» **Aim of the exercise**: Return all of the data exactly as given.

Data extracted from a collection:
################

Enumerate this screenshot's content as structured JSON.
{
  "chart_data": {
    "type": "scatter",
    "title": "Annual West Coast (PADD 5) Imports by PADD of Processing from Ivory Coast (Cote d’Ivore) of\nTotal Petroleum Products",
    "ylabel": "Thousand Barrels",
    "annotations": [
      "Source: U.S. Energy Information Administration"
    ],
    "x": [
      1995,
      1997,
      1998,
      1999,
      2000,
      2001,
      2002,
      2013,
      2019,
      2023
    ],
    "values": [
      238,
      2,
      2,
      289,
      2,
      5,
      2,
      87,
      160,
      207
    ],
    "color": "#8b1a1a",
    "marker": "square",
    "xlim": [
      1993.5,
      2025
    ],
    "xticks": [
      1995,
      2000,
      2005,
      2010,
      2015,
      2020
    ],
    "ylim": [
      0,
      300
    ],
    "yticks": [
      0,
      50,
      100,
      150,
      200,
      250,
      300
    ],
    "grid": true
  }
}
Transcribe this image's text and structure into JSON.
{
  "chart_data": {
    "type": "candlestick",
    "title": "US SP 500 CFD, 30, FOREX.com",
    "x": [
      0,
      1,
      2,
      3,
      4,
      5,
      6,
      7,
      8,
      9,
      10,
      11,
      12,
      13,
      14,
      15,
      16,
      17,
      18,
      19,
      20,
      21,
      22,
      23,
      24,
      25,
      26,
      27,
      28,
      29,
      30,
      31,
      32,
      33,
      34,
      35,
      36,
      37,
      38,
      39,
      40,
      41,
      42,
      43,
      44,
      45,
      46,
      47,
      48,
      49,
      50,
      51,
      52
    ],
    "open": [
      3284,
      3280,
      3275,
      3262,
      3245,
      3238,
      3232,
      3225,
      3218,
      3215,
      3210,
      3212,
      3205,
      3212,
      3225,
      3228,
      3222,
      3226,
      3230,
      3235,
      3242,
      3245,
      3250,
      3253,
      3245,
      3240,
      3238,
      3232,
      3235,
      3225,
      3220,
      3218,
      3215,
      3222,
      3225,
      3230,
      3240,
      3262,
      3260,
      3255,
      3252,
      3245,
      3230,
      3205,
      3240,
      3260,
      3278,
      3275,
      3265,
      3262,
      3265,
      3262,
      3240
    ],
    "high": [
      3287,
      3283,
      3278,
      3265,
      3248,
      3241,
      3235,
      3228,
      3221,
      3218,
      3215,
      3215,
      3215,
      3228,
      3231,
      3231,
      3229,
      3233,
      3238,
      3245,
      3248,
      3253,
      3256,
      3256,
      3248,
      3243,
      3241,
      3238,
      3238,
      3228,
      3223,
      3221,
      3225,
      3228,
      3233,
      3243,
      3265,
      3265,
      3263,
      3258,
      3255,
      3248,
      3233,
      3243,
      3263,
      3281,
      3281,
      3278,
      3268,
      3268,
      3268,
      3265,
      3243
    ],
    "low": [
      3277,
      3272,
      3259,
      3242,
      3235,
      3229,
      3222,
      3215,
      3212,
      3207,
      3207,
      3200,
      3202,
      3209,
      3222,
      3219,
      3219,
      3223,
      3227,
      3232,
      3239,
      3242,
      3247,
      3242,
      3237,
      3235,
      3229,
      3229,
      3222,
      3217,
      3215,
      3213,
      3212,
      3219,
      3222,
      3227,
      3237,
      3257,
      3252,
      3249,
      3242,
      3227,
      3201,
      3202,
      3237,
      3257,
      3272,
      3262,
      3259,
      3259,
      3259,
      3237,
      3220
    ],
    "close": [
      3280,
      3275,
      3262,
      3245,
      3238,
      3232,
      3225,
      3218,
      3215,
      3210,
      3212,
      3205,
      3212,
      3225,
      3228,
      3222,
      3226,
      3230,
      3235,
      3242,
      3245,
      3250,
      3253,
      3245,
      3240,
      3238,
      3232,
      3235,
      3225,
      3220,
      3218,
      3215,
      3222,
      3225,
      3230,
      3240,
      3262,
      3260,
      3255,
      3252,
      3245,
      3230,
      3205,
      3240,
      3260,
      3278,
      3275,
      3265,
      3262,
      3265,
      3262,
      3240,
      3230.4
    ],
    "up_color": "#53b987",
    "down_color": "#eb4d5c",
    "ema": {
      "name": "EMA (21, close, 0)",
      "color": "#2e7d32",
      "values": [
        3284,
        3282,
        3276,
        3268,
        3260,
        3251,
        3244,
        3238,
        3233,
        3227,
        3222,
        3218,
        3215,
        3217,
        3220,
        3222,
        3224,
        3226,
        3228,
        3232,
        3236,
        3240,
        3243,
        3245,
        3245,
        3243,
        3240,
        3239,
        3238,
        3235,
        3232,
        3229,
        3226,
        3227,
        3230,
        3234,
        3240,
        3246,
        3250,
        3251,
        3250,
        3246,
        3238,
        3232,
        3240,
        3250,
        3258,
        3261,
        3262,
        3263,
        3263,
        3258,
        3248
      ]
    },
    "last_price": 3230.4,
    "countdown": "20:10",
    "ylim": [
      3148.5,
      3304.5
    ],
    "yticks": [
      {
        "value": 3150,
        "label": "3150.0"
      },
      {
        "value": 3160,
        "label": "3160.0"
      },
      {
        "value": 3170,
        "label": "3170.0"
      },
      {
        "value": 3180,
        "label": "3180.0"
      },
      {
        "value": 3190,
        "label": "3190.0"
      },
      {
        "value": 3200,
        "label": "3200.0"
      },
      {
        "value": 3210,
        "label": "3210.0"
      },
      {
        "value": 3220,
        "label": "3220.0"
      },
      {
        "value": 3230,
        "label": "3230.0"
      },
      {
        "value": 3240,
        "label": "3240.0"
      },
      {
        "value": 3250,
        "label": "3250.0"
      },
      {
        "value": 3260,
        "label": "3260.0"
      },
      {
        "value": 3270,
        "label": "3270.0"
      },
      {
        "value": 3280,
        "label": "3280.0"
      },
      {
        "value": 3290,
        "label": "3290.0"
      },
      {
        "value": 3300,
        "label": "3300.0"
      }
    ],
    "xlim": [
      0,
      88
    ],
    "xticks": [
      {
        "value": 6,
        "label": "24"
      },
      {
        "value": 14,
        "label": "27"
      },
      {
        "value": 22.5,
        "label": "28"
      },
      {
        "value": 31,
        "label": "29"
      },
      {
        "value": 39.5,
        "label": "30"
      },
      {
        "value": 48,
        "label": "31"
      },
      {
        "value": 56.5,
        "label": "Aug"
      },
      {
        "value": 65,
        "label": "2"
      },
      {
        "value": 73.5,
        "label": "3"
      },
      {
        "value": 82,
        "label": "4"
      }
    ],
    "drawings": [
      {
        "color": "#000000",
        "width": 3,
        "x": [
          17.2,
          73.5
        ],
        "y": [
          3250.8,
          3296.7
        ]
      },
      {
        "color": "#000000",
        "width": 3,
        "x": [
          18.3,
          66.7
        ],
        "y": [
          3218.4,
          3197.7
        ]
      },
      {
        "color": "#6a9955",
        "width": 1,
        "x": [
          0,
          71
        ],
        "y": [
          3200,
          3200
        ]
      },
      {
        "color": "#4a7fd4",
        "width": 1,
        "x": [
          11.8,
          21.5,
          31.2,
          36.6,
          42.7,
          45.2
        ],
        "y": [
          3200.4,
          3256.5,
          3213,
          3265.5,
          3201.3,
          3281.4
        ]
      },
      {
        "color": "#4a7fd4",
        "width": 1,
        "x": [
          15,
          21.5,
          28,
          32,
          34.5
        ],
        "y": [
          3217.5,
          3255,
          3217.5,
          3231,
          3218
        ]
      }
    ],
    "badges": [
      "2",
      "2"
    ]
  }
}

################

» **Finished exercise**:
Enumerate this screenshot's content as structured JSON.
{
  "chart_data": {
    "type": "scatter",
    "title": "Annual West Coast (PADD 5) Imports by PADD of Processing from Ivory Coast (Cote d’Ivore) of\nTotal Petroleum Products",
    "ylabel": "Thousand Barrels",
    "annotations": [
      "Source: U.S. Energy Information Administration"
    ],
    "x": [
      1995,
      1997,
      1998,
      1999,
      2000,
      2001,
      2002,
      2013,
      2019,
      2023
    ],
    "values": [
      238,
      2,
      2,
      289,
      2,
      5,
      2,
      87,
      160,
      207
    ],
    "color": "#8b1a1a",
    "marker": "square",
    "xlim": [
      1993.5,
      2025
    ],
    "xticks": [
      1995,
      2000,
      2005,
      2010,
      2015,
      2020
    ],
    "ylim": [
      0,
      300
    ],
    "yticks": [
      0,
      50,
      100,
      150,
      200,
      250,
      300
    ],
    "grid": true
  }
}
Transcribe this image's text and structure into JSON.
{
  "chart_data": {
    "type": "candlestick",
    "title": "US SP 500 CFD, 30, FOREX.com",
    "x": [
      0,
      1,
      2,
      3,
      4,
      5,
      6,
      7,
      8,
      9,
      10,
      11,
      12,
      13,
      14,
      15,
      16,
      17,
      18,
      19,
      20,
      21,
      22,
      23,
      24,
      25,
      26,
      27,
      28,
      29,
      30,
      31,
      32,
      33,
      34,
      35,
      36,
      37,
      38,
      39,
      40,
      41,
      42,
      43,
      44,
      45,
      46,
      47,
      48,
      49,
      50,
      51,
      52
    ],
    "open": [
      3284,
      3280,
      3275,
      3262,
      3245,
      3238,
      3232,
      3225,
      3218,
      3215,
      3210,
      3212,
      3205,
      3212,
      3225,
      3228,
      3222,
      3226,
      3230,
      3235,
      3242,
      3245,
      3250,
      3253,
      3245,
      3240,
      3238,
      3232,
      3235,
      3225,
      3220,
      3218,
      3215,
      3222,
      3225,
      3230,
      3240,
      3262,
      3260,
      3255,
      3252,
      3245,
      3230,
      3205,
      3240,
      3260,
      3278,
      3275,
      3265,
      3262,
      3265,
      3262,
      3240
    ],
    "high": [
      3287,
      3283,
      3278,
      3265,
      3248,
      3241,
      3235,
      3228,
      3221,
      3218,
      3215,
      3215,
      3215,
      3228,
      3231,
      3231,
      3229,
      3233,
      3238,
      3245,
      3248,
      3253,
      3256,
      3256,
      3248,
      3243,
      3241,
      3238,
      3238,
      3228,
      3223,
      3221,
      3225,
      3228,
      3233,
      3243,
      3265,
      3265,
      3263,
      3258,
      3255,
      3248,
      3233,
      3243,
      3263,
      3281,
      3281,
      3278,
      3268,
      3268,
      3268,
      3265,
      3243
    ],
    "low": [
      3277,
      3272,
      3259,
      3242,
      3235,
      3229,
      3222,
      3215,
      3212,
      3207,
      3207,
      3200,
      3202,
      3209,
      3222,
      3219,
      3219,
      3223,
      3227,
      3232,
      3239,
      3242,
      3247,
      3242,
      3237,
      3235,
      3229,
      3229,
      3222,
      3217,
      3215,
      3213,
      3212,
      3219,
      3222,
      3227,
      3237,
      3257,
      3252,
      3249,
      3242,
      3227,
      3201,
      3202,
      3237,
      3257,
      3272,
      3262,
      3259,
      3259,
      3259,
      3237,
      3220
    ],
    "close": [
      3280,
      3275,
      3262,
      3245,
      3238,
      3232,
      3225,
      3218,
      3215,
      3210,
      3212,
      3205,
      3212,
      3225,
      3228,
      3222,
      3226,
      3230,
      3235,
      3242,
      3245,
      3250,
      3253,
      3245,
      3240,
      3238,
      3232,
      3235,
      3225,
      3220,
      3218,
      3215,
      3222,
      3225,
      3230,
      3240,
      3262,
      3260,
      3255,
      3252,
      3245,
      3230,
      3205,
      3240,
      3260,
      3278,
      3275,
      3265,
      3262,
      3265,
      3262,
      3240,
      3230.4
    ],
    "up_color": "#53b987",
    "down_color": "#eb4d5c",
    "ema": {
      "name": "EMA (21, close, 0)",
      "color": "#2e7d32",
      "values": [
        3284,
        3282,
        3276,
        3268,
        3260,
        3251,
        3244,
        3238,
        3233,
        3227,
        3222,
        3218,
        3215,
        3217,
        3220,
        3222,
        3224,
        3226,
        3228,
        3232,
        3236,
        3240,
        3243,
        3245,
        3245,
        3243,
        3240,
        3239,
        3238,
        3235,
        3232,
        3229,
        3226,
        3227,
        3230,
        3234,
        3240,
        3246,
        3250,
        3251,
        3250,
        3246,
        3238,
        3232,
        3240,
        3250,
        3258,
        3261,
        3262,
        3263,
        3263,
        3258,
        3248
      ]
    },
    "last_price": 3230.4,
    "countdown": "20:10",
    "ylim": [
      3148.5,
      3304.5
    ],
    "yticks": [
      {
        "value": 3150,
        "label": "3150.0"
      },
      {
        "value": 3160,
        "label": "3160.0"
      },
      {
        "value": 3170,
        "label": "3170.0"
      },
      {
        "value": 3180,
        "label": "3180.0"
      },
      {
        "value": 3190,
        "label": "3190.0"
      },
      {
        "value": 3200,
        "label": "3200.0"
      },
      {
        "value": 3210,
        "label": "3210.0"
      },
      {
        "value": 3220,
        "label": "3220.0"
      },
      {
        "value": 3230,
        "label": "3230.0"
      },
      {
        "value": 3240,
        "label": "3240.0"
      },
      {
        "value": 3250,
        "label": "3250.0"
      },
      {
        "value": 3260,
        "label": "3260.0"
      },
      {
        "value": 3270,
        "label": "3270.0"
      },
      {
        "value": 3280,
        "label": "3280.0"
      },
      {
        "value": 3290,
        "label": "3290.0"
      },
      {
        "value": 3300,
        "label": "3300.0"
      }
    ],
    "xlim": [
      0,
      88
    ],
    "xticks": [
      {
        "value": 6,
        "label": "24"
      },
      {
        "value": 14,
        "label": "27"
      },
      {
        "value": 22.5,
        "label": "28"
      },
      {
        "value": 31,
        "label": "29"
      },
      {
        "value": 39.5,
        "label": "30"
      },
      {
        "value": 48,
        "label": "31"
      },
      {
        "value": 56.5,
        "label": "Aug"
      },
      {
        "value": 65,
        "label": "2"
      },
      {
        "value": 73.5,
        "label": "3"
      },
      {
        "value": 82,
        "label": "4"
      }
    ],
    "drawings": [
      {
        "color": "#000000",
        "width": 3,
        "x": [
          17.2,
          73.5
        ],
        "y": [
          3250.8,
          3296.7
        ]
      },
      {
        "color": "#000000",
        "width": 3,
        "x": [
          18.3,
          66.7
        ],
        "y": [
          3218.4,
          3197.7
        ]
      },
      {
        "color": "#6a9955",
        "width": 1,
        "x": [
          0,
          71
        ],
        "y": [
          3200,
          3200
        ]
      },
      {
        "color": "#4a7fd4",
        "width": 1,
        "x": [
          11.8,
          21.5,
          31.2,
          36.6,
          42.7,
          45.2
        ],
        "y": [
          3200.4,
          3256.5,
          3213,
          3265.5,
          3201.3,
          3281.4
        ]
      },
      {
        "color": "#4a7fd4",
        "width": 1,
        "x": [
          15,
          21.5,
          28,
          32,
          34.5
        ],
        "y": [
          3217.5,
          3255,
          3217.5,
          3231,
          3218
        ]
      }
    ],
    "badges": [
      "2",
      "2"
    ]
  }
}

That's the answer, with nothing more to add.